What is needed —
Please write the listing below out again exactly, leaving every picture behind.

────────────────────

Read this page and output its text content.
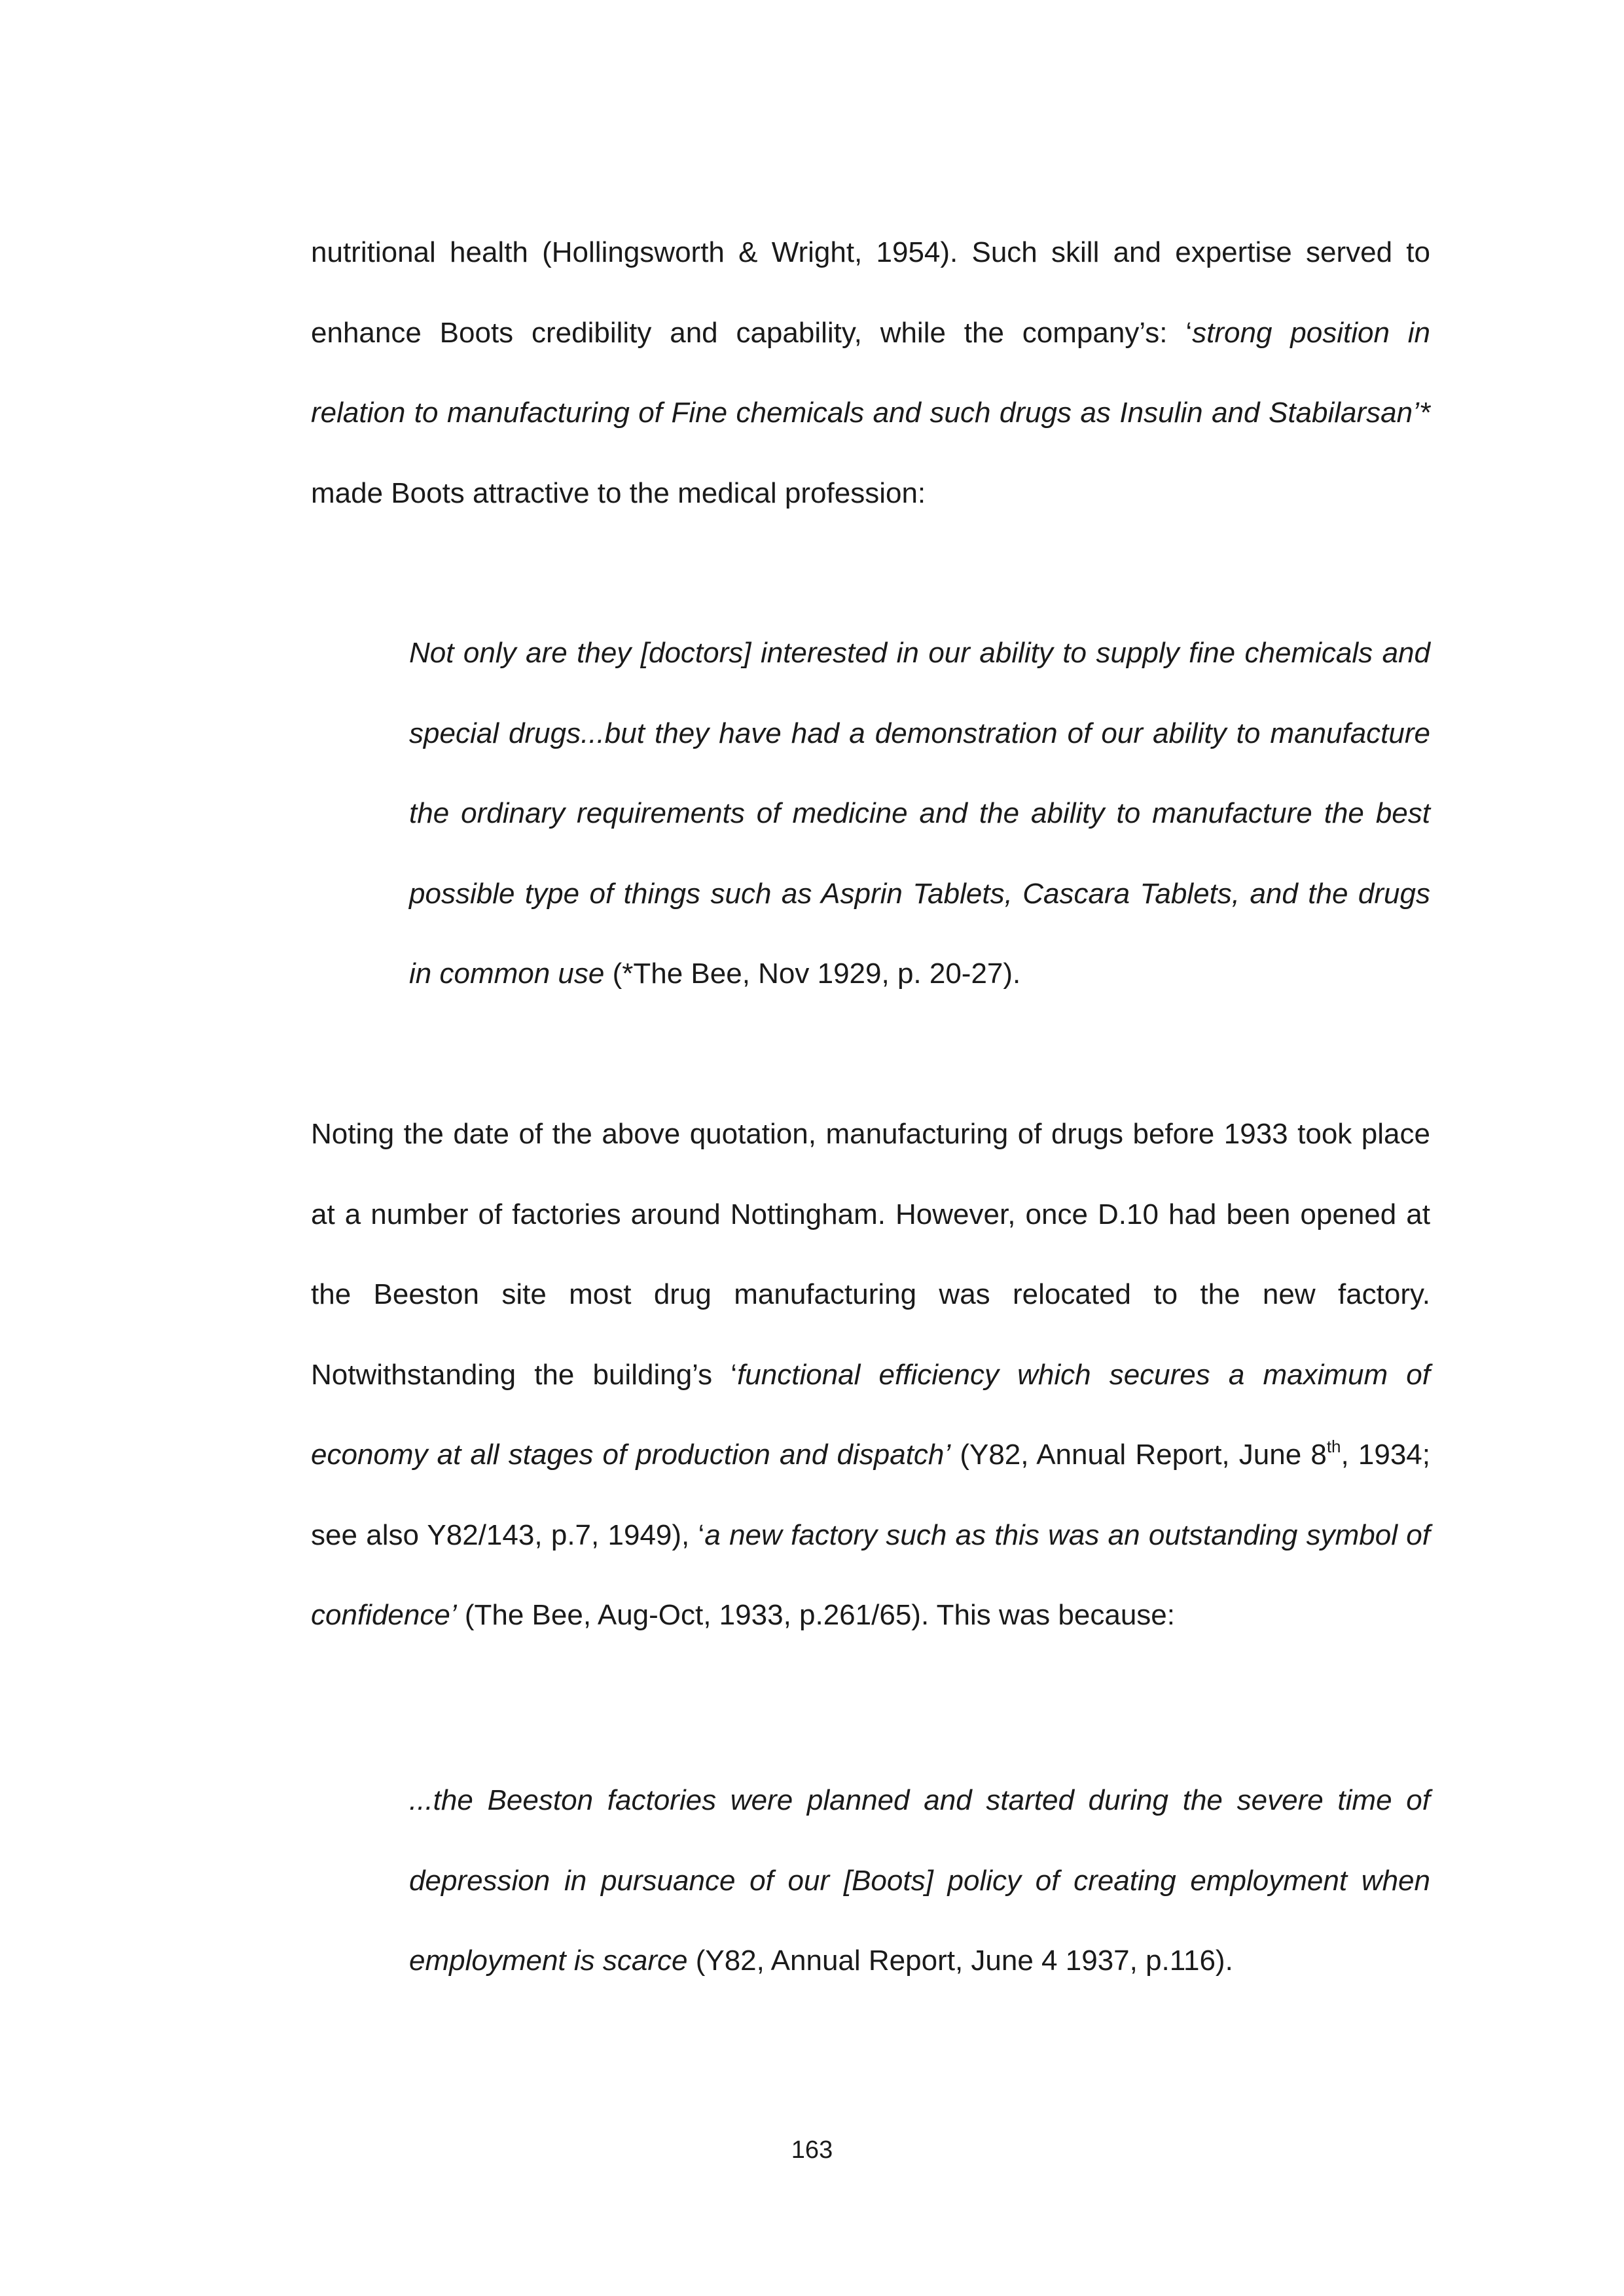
nutritional health (Hollingsworth & Wright, 1954). Such skill and expertise served to enhance Boots credibility and capability, while the company’s: ‘strong position in relation to manufacturing of Fine chemicals and such drugs as Insulin and Stabilarsan’* made Boots attractive to the medical profession:

Not only are they [doctors] interested in our ability to supply fine chemicals and special drugs...but they have had a demonstration of our ability to manufacture the ordinary requirements of medicine and the ability to manufacture the best possible type of things such as Asprin Tablets, Cascara Tablets, and the drugs in common use (*The Bee, Nov 1929, p. 20-27).

Noting the date of the above quotation, manufacturing of drugs before 1933 took place at a number of factories around Nottingham. However, once D.10 had been opened at the Beeston site most drug manufacturing was relocated to the new factory. Notwithstanding the building’s ‘functional efficiency which secures a maximum of economy at all stages of production and dispatch’ (Y82, Annual Report, June 8th, 1934; see also Y82/143, p.7, 1949), ‘a new factory such as this was an outstanding symbol of confidence’ (The Bee, Aug-Oct, 1933, p.261/65). This was because:

...the Beeston factories were planned and started during the severe time of depression in pursuance of our [Boots] policy of creating employment when employment is scarce (Y82, Annual Report, June 4 1937, p.116).

163
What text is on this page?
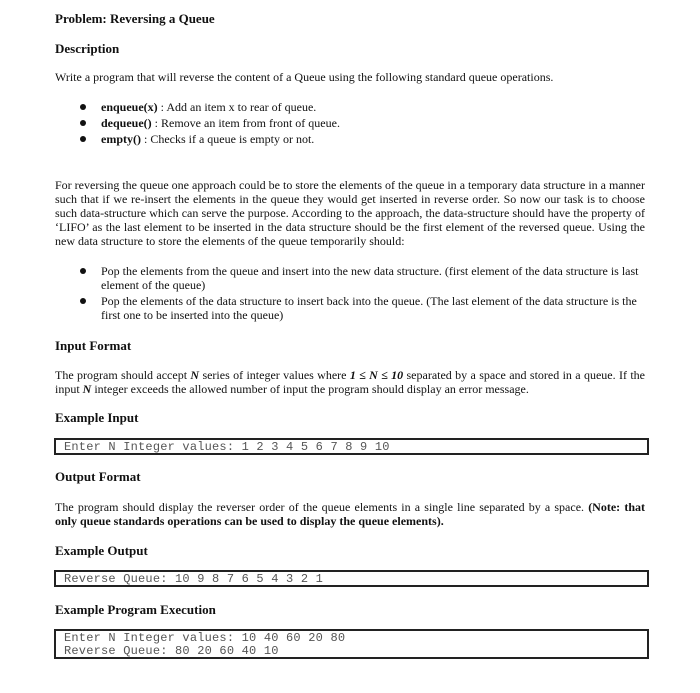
Problem: Reversing a Queue
Description
Write a program that will reverse the content of a Queue using the following standard queue operations.
enqueue(x) : Add an item x to rear of queue.
dequeue() : Remove an item from front of queue.
empty() : Checks if a queue is empty or not.
For reversing the queue one approach could be to store the elements of the queue in a temporary data structure in a manner such that if we re-insert the elements in the queue they would get inserted in reverse order. So now our task is to choose such data-structure which can serve the purpose. According to the approach, the data-structure should have the property of ‘LIFO’ as the last element to be inserted in the data structure should be the first element of the reversed queue. Using the new data structure to store the elements of the queue temporarily should:
Pop the elements from the queue and insert into the new data structure. (first element of the data structure is last element of the queue)
Pop the elements of the data structure to insert back into the queue. (The last element of the data structure is the first one to be inserted into the queue)
Input Format
The program should accept N series of integer values where 1 ≤ N ≤ 10 separated by a space and stored in a queue. If the input N integer exceeds the allowed number of input the program should display an error message.
Example Input
Enter N Integer values: 1 2 3 4 5 6 7 8 9 10
Output Format
The program should display the reverser order of the queue elements in a single line separated by a space. (Note: that only queue standards operations can be used to display the queue elements).
Example Output
Reverse Queue: 10 9 8 7 6 5 4 3 2 1
Example Program Execution
Enter N Integer values: 10 40 60 20 80
Reverse Queue: 80 20 60 40 10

────────────────────

Full output —
Read this page and output its text content.
nutritional health (Hollingsworth & Wright, 1954). Such skill and expertise served to enhance Boots credibility and capability, while the company’s: ‘strong position in relation to manufacturing of Fine chemicals and such drugs as Insulin and Stabilarsan’* made Boots attractive to the medical profession:

Not only are they [doctors] interested in our ability to supply fine chemicals and special drugs...but they have had a demonstration of our ability to manufacture the ordinary requirements of medicine and the ability to manufacture the best possible type of things such as Asprin Tablets, Cascara Tablets, and the drugs in common use (*The Bee, Nov 1929, p. 20-27).

Noting the date of the above quotation, manufacturing of drugs before 1933 took place at a number of factories around Nottingham. However, once D.10 had been opened at the Beeston site most drug manufacturing was relocated to the new factory. Notwithstanding the building’s ‘functional efficiency which secures a maximum of economy at all stages of production and dispatch’ (Y82, Annual Report, June 8th, 1934; see also Y82/143, p.7, 1949), ‘a new factory such as this was an outstanding symbol of confidence’ (The Bee, Aug-Oct, 1933, p.261/65). This was because:

...the Beeston factories were planned and started during the severe time of depression in pursuance of our [Boots] policy of creating employment when employment is scarce (Y82, Annual Report, June 4 1937, p.116).

163
What text is on this page?
Problem: Reversing a Queue
Description
Write a program that will reverse the content of a Queue using the following standard queue operations.
enqueue(x) : Add an item x to rear of queue.
dequeue() : Remove an item from front of queue.
empty() : Checks if a queue is empty or not.
For reversing the queue one approach could be to store the elements of the queue in a temporary data structure in a manner such that if we re-insert the elements in the queue they would get inserted in reverse order. So now our task is to choose such data-structure which can serve the purpose. According to the approach, the data-structure should have the property of ‘LIFO’ as the last element to be inserted in the data structure should be the first element of the reversed queue. Using the new data structure to store the elements of the queue temporarily should:
Pop the elements from the queue and insert into the new data structure. (first element of the data structure is last element of the queue)
Pop the elements of the data structure to insert back into the queue. (The last element of the data structure is the first one to be inserted into the queue)
Input Format
The program should accept N series of integer values where 1 ≤ N ≤ 10 separated by a space and stored in a queue. If the input N integer exceeds the allowed number of input the program should display an error message.
Example Input
Enter N Integer values: 1 2 3 4 5 6 7 8 9 10
Output Format
The program should display the reverser order of the queue elements in a single line separated by a space. (Note: that only queue standards operations can be used to display the queue elements).
Example Output
Reverse Queue: 10 9 8 7 6 5 4 3 2 1
Example Program Execution
Enter N Integer values: 10 40 60 20 80
Reverse Queue: 80 20 60 40 10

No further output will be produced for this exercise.